■ Task to complete:
Go through the material and pull out every line with the string "this" in it.
===== Records to use =====
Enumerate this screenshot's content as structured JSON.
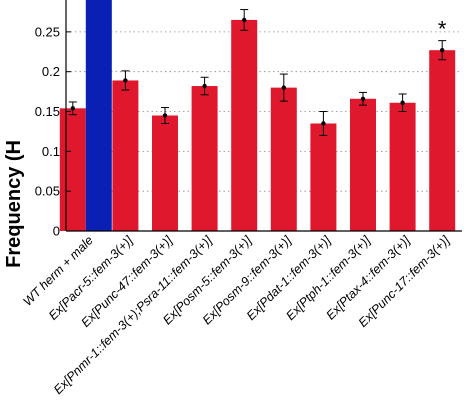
{
  "chart_data": {
    "type": "bar",
    "ylabel": "Frequency (H",
    "ylim": [
      0,
      0.29
    ],
    "yticks": [
      0,
      0.05,
      0.1,
      0.15,
      0.2,
      0.25
    ],
    "ytick_labels": [
      "0",
      "0.05",
      "0.1",
      "0.15",
      "0.2",
      "0.25"
    ],
    "grid": "horizontal dotted",
    "categories": [
      "WT herm + male",
      "Ex[Pacr-5::fem-3(+)]",
      "Ex[Punc-47::fem-3(+)]",
      "Ex[Pnmr-1::fem-3(+);Psra-11::fem-3(+)]",
      "Ex[Posm-5::fem-3(+)]",
      "Ex[Posm-9::fem-3(+)]",
      "Ex[Pdat-1::fem-3(+)]",
      "Ex[Ptph-1::fem-3(+)]",
      "Ex[Ptax-4::fem-3(+)]",
      "Ex[Punc-17::fem-3(+)]"
    ],
    "series": [
      {
        "color": "#e0182d",
        "values": [
          0.154,
          0.189,
          0.145,
          0.182,
          0.265,
          0.18,
          0.135,
          0.166,
          0.161,
          0.227
        ],
        "errors": [
          0.008,
          0.012,
          0.01,
          0.011,
          0.013,
          0.017,
          0.015,
          0.008,
          0.011,
          0.012
        ]
      },
      {
        "color": "#0a1fb4",
        "values": [
          0.29,
          null,
          null,
          null,
          null,
          null,
          null,
          null,
          null,
          null
        ],
        "errors": [
          null,
          null,
          null,
          null,
          null,
          null,
          null,
          null,
          null,
          null
        ]
      }
    ],
    "annotations": [
      {
        "category_index": 9,
        "text": "*"
      }
    ]
  }
}
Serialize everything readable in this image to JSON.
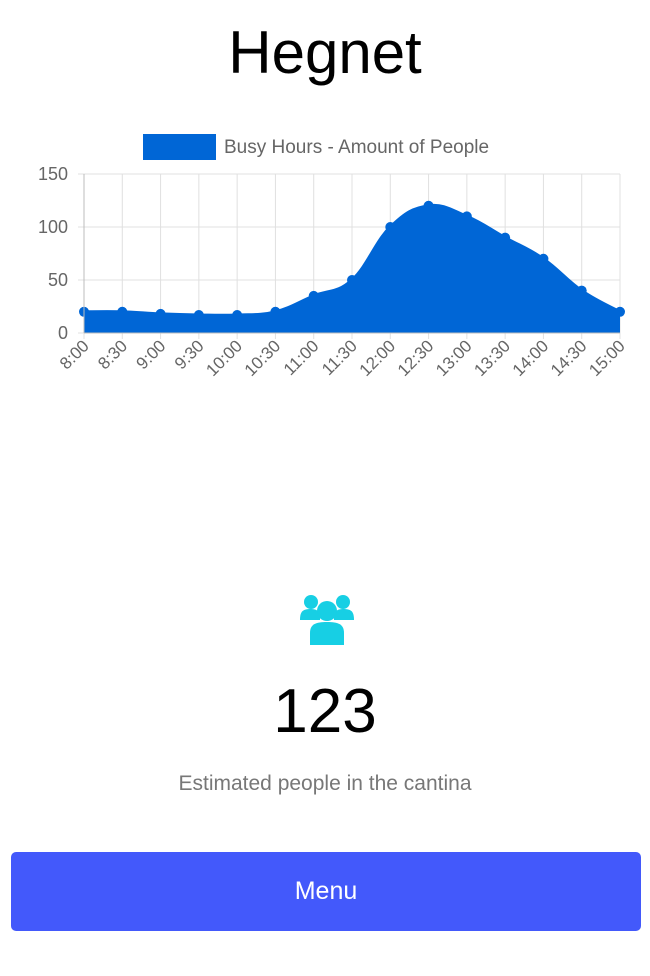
{
  "page": {
    "title": "Hegnet",
    "estimate_value": "123",
    "estimate_label": "Estimated people in the cantina",
    "menu_label": "Menu",
    "icon": "users-icon"
  },
  "colors": {
    "chart_fill": "#0066d6",
    "chart_line": "#0066d6",
    "icon": "#17cfe4",
    "button": "#4359fb",
    "grid": "#e0e0e0",
    "axis_text": "#666666"
  },
  "chart_data": {
    "type": "area",
    "legend": "Busy Hours - Amount of People",
    "legend_position": "top",
    "grid": true,
    "ylim": [
      0,
      150
    ],
    "yticks": [
      0,
      50,
      100,
      150
    ],
    "categories": [
      "8:00",
      "8:30",
      "9:00",
      "9:30",
      "10:00",
      "10:30",
      "11:00",
      "11:30",
      "12:00",
      "12:30",
      "13:00",
      "13:30",
      "14:00",
      "14:30",
      "15:00"
    ],
    "series": [
      {
        "name": "Busy Hours - Amount of People",
        "values": [
          20,
          20,
          18,
          17,
          17,
          20,
          35,
          50,
          100,
          120,
          110,
          90,
          70,
          40,
          20
        ]
      }
    ]
  }
}
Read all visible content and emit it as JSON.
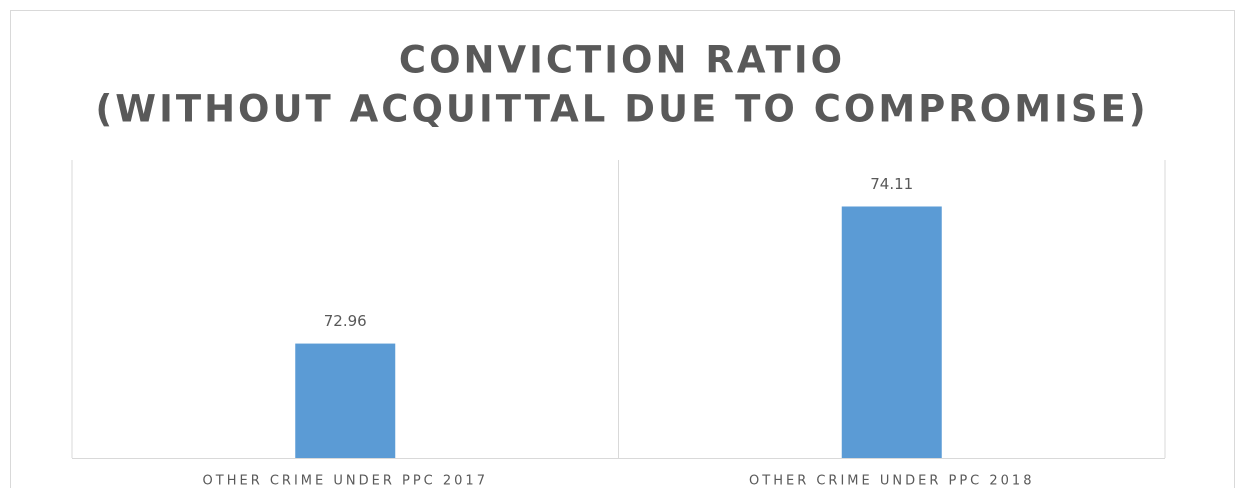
=====
■ Written answer:
Enumerate this screenshot's content as structured JSON.
Serialize everything readable in this image to JSON.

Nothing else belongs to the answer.